__EXERCISE__: Where the data below has the string "content", return the whole line.

__EXCERPTED RECORDS__:
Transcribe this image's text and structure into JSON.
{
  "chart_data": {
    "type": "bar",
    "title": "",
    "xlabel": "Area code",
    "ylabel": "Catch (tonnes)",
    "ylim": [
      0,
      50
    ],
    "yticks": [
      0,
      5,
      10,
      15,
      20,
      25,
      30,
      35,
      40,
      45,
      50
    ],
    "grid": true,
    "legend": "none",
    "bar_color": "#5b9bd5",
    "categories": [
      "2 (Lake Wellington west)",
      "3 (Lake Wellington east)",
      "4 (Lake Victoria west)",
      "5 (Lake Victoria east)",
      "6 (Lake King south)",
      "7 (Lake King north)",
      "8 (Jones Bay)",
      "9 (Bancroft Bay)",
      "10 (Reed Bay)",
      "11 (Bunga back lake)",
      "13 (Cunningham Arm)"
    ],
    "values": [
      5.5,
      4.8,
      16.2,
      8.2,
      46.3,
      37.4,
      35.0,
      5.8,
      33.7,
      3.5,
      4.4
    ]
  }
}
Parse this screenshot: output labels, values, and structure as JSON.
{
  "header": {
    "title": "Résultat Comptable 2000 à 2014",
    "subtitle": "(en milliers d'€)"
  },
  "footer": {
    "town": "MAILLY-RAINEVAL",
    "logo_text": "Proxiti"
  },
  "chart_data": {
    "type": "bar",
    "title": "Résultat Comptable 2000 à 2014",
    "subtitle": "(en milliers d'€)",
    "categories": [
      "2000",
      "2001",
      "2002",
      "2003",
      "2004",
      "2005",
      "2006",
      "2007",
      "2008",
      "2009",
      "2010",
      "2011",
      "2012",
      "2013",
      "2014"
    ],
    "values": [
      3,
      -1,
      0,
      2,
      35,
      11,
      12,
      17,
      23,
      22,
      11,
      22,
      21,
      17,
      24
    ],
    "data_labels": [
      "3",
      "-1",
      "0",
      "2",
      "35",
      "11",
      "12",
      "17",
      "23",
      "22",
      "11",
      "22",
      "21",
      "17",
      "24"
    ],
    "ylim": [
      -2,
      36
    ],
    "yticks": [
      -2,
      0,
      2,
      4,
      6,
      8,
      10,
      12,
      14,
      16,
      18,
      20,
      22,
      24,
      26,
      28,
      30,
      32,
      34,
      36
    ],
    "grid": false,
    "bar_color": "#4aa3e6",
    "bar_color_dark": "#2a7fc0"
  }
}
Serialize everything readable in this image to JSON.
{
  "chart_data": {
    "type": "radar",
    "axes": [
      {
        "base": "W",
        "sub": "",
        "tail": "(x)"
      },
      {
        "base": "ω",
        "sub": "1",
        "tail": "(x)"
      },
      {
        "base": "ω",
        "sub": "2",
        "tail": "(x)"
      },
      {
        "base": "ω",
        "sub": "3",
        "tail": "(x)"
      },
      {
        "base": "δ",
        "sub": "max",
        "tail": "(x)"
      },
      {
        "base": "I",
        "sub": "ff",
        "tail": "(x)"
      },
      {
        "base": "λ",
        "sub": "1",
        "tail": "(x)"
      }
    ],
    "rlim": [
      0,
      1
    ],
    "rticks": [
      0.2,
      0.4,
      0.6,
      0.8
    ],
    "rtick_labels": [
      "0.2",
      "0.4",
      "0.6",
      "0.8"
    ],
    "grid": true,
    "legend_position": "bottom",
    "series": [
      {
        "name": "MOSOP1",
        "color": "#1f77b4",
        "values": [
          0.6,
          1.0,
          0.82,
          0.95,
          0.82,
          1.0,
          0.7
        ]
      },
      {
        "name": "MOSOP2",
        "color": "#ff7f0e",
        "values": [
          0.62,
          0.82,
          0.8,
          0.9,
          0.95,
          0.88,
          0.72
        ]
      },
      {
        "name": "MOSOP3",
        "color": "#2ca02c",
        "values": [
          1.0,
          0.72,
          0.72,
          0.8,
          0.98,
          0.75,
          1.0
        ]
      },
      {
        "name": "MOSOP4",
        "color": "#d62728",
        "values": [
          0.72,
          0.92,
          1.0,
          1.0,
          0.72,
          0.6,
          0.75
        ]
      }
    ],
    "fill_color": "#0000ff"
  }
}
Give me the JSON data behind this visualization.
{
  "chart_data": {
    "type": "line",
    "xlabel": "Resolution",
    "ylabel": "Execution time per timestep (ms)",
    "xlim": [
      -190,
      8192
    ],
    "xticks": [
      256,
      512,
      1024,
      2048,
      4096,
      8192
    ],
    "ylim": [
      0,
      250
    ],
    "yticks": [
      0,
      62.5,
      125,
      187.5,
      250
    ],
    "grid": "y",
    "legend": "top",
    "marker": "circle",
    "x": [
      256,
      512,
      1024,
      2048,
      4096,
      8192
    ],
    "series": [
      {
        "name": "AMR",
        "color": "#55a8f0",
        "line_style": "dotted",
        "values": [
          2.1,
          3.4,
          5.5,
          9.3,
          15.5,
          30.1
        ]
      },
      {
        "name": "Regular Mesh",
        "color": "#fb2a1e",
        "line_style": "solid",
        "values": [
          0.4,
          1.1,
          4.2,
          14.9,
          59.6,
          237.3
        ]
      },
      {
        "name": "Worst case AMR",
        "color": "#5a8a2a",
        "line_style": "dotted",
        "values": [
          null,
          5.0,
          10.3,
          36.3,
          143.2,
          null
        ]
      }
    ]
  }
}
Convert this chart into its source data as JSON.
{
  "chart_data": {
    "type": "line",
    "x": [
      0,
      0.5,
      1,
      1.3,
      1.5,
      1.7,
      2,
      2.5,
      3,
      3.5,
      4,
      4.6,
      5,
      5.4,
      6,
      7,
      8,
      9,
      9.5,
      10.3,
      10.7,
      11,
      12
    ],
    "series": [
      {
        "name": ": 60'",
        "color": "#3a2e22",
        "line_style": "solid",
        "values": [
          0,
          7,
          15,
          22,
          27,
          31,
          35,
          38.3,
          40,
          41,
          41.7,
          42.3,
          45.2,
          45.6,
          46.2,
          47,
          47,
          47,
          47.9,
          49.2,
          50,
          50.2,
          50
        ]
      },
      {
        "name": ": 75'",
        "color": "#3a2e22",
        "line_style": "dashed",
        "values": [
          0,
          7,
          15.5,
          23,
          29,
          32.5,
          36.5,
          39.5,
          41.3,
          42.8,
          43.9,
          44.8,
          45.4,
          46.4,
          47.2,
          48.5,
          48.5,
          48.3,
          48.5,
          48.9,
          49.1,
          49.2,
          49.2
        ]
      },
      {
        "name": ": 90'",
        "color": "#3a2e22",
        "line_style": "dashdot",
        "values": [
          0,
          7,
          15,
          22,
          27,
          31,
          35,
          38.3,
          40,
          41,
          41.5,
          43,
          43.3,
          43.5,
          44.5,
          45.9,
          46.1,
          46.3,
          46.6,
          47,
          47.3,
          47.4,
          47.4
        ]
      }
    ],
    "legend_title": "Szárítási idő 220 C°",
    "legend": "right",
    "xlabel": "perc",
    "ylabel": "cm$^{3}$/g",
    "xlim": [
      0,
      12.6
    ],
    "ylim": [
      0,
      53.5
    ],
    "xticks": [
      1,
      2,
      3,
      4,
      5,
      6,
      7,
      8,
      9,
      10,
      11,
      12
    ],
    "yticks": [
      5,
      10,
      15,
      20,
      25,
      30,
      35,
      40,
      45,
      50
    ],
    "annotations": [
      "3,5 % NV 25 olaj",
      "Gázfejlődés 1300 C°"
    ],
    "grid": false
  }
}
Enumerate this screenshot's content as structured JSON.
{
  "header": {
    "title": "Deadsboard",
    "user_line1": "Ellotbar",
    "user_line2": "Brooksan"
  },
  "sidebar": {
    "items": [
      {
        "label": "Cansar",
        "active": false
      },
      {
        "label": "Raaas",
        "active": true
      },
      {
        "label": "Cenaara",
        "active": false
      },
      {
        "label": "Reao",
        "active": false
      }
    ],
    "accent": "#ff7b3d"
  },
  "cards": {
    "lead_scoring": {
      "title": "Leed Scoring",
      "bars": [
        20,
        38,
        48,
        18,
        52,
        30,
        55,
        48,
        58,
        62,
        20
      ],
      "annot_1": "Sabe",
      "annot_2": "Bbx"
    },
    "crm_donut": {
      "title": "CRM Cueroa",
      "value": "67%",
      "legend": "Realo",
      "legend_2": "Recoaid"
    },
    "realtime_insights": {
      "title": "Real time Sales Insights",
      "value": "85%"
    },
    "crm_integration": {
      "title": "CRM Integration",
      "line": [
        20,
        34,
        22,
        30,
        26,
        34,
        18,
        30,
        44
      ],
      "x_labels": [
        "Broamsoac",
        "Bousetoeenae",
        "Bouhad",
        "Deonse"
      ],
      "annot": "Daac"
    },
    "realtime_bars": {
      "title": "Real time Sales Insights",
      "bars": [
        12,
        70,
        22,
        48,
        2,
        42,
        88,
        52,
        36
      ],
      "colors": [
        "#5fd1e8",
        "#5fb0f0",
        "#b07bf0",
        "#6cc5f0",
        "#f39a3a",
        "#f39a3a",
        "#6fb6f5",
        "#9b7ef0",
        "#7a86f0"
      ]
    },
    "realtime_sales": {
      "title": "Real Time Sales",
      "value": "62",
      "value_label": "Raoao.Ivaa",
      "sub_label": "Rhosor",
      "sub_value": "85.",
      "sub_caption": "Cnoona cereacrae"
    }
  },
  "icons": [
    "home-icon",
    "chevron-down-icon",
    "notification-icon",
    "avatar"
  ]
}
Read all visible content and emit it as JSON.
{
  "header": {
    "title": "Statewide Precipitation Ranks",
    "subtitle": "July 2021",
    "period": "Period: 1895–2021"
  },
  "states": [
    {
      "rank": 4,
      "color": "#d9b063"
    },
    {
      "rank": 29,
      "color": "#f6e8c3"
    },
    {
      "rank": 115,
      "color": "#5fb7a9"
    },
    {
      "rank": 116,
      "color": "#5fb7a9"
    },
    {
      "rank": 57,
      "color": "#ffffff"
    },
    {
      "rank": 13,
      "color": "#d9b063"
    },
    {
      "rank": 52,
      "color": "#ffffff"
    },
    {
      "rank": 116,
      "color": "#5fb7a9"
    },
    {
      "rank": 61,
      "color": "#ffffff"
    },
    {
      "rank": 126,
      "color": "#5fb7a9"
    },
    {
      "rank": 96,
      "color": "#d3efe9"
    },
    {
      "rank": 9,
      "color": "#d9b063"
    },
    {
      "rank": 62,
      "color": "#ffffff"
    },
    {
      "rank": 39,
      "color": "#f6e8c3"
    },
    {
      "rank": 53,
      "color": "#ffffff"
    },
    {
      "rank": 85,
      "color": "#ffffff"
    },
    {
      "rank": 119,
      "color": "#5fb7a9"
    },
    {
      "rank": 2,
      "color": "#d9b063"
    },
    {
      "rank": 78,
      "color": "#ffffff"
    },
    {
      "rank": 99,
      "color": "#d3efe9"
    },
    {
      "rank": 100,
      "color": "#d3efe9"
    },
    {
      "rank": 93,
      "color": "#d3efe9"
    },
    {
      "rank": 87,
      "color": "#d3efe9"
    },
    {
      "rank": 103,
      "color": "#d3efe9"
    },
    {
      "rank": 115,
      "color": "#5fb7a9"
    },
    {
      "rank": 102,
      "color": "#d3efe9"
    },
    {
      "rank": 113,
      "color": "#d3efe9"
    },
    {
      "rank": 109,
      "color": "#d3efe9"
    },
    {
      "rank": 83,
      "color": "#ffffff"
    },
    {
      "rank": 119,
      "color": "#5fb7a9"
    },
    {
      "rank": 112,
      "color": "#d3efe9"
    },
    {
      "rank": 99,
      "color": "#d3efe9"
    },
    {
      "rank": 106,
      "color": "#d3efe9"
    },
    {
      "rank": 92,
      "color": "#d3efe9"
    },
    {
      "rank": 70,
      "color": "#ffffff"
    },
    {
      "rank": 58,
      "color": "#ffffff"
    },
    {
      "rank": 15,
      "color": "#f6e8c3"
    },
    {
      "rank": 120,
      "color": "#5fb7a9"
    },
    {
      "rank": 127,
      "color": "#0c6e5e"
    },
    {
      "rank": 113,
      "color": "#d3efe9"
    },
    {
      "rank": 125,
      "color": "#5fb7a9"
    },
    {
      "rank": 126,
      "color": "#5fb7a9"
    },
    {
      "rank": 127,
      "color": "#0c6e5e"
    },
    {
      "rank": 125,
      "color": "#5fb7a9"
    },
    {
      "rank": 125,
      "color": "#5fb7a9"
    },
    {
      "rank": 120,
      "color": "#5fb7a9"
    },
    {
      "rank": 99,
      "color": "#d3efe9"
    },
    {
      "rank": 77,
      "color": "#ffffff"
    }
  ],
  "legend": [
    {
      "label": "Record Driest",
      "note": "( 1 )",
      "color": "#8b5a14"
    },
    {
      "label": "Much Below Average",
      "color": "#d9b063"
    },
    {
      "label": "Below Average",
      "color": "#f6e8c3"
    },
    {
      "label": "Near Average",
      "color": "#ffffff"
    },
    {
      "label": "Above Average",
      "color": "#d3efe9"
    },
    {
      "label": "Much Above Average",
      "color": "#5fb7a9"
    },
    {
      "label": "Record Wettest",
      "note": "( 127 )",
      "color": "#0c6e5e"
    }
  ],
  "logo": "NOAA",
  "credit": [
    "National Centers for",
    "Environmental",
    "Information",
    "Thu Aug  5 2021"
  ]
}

__REPLY__:
Enumerate this screenshot's content as structured JSON.
Read all visible content and emit it as JSON.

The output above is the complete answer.